-- TASK MATERIAL --
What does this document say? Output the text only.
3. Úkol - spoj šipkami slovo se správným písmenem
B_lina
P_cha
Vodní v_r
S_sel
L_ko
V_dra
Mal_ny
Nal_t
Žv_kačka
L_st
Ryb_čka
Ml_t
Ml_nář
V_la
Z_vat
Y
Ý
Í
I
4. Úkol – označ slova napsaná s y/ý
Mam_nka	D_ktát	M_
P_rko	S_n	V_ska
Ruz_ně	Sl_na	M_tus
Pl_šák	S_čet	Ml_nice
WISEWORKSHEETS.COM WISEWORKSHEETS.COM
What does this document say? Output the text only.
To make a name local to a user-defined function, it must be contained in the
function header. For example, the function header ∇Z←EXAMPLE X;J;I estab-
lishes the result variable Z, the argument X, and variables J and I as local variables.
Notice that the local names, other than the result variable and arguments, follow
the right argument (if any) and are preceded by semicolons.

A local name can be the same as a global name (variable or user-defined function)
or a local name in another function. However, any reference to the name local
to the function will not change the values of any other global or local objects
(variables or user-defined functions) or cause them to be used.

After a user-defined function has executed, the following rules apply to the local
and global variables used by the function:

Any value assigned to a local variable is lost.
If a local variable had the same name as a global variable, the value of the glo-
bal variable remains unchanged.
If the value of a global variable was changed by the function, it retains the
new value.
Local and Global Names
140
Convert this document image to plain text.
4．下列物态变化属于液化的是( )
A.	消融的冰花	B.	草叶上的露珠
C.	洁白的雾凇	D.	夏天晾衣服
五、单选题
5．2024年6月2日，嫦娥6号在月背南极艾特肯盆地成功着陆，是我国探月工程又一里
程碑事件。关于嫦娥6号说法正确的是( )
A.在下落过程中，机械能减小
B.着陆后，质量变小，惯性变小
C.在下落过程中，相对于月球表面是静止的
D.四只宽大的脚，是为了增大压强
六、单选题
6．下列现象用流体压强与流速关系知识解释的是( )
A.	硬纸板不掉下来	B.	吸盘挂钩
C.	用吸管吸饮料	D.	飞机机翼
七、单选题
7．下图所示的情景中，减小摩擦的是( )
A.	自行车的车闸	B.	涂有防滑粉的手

-- PROBLEM STATEMENT --
Each line that holds the word "user" should be extracted from the records.

-- SOLUTION TO THIS TASK --
To make a name local to a user-defined function, it must be contained in the
A local name can be the same as a global name (variable or user-defined function)
(variables or user-defined functions) or cause them to be used.
After a user-defined function has executed, the following rules apply to the local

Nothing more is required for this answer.